[Excerpt from a dataset]
····················

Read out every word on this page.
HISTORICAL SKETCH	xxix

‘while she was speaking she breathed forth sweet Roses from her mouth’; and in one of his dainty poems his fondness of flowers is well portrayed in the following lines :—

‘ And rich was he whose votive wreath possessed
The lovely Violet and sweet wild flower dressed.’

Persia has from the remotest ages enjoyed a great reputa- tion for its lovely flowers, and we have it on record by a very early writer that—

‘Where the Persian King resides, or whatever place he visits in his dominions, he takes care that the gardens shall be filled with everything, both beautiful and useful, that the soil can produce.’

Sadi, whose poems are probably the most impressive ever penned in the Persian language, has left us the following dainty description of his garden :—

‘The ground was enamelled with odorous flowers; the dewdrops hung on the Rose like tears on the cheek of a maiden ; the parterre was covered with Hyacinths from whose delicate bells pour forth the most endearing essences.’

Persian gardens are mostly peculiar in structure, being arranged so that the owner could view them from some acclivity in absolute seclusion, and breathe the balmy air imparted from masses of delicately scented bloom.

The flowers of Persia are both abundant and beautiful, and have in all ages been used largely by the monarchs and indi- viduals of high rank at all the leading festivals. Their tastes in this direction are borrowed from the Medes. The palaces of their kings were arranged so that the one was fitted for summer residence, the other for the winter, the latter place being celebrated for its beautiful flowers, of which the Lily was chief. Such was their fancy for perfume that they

····················

» STATED GOAL
Go through the data and gather every line that holds "poems".

» COMPLETED TASK
‘while she was speaking she breathed forth sweet Roses from her mouth’; and in one of his dainty poems his fondness of flowers is well portrayed in the following lines :—
Sadi, whose poems are probably the most impressive ever penned in the Persian language, has left us the following dainty description of his garden :—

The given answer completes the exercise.